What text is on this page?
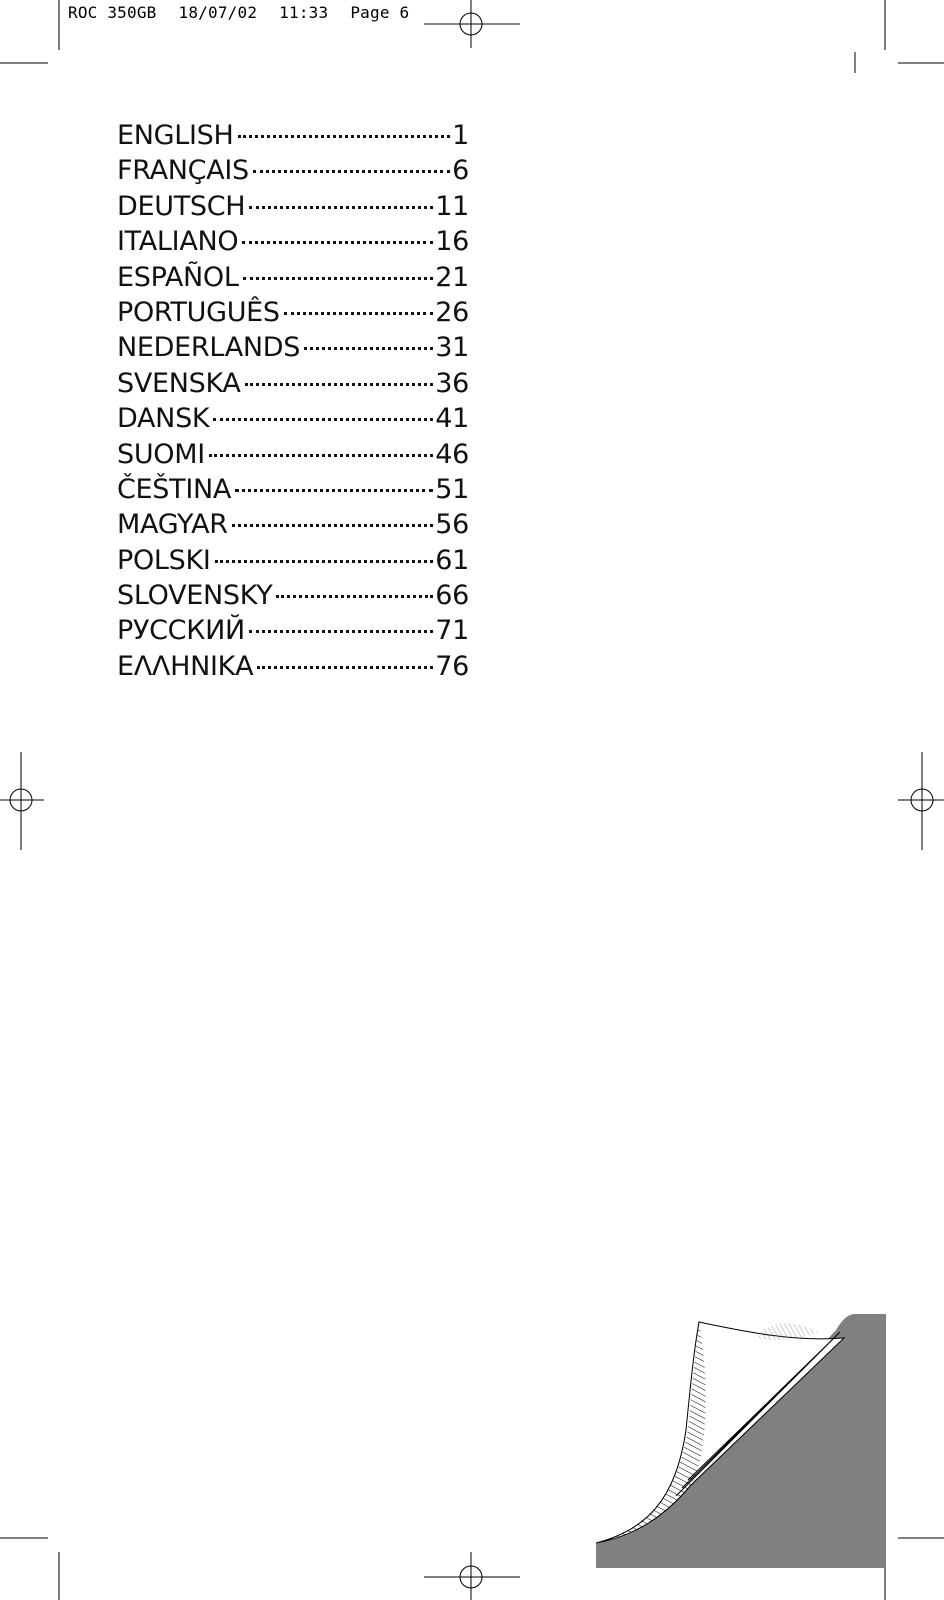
ROC 350GB 18/07/02 11:33 Page 6
ENGLISH	1
FRANÇAIS	6
DEUTSCH	11
ITALIANO	16
ESPAÑOL	21
PORTUGUÊS	26
NEDERLANDS	31
SVENSKA	36
DANSK	41
SUOMI	46
ČEŠTINA	51
MAGYAR	56
POLSKI	61
SLOVENSKY	66
РУССКИЙ	71
ΕΛΛΗΝΙΚΑ	76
-----
■ Written problem
In your copy of the records, include no pictures; repeat everything else exactly.

■ Task answer
What text is on this page?
ROC 350GB 18/07/02 11:33 Page 6
ENGLISH	1
FRANÇAIS	6
DEUTSCH	11
ITALIANO	16
ESPAÑOL	21
PORTUGUÊS	26
NEDERLANDS	31
SVENSKA	36
DANSK	41
SUOMI	46
ČEŠTINA	51
MAGYAR	56
POLSKI	61
SLOVENSKY	66
РУССКИЙ	71
ΕΛΛΗΝΙΚΑ	76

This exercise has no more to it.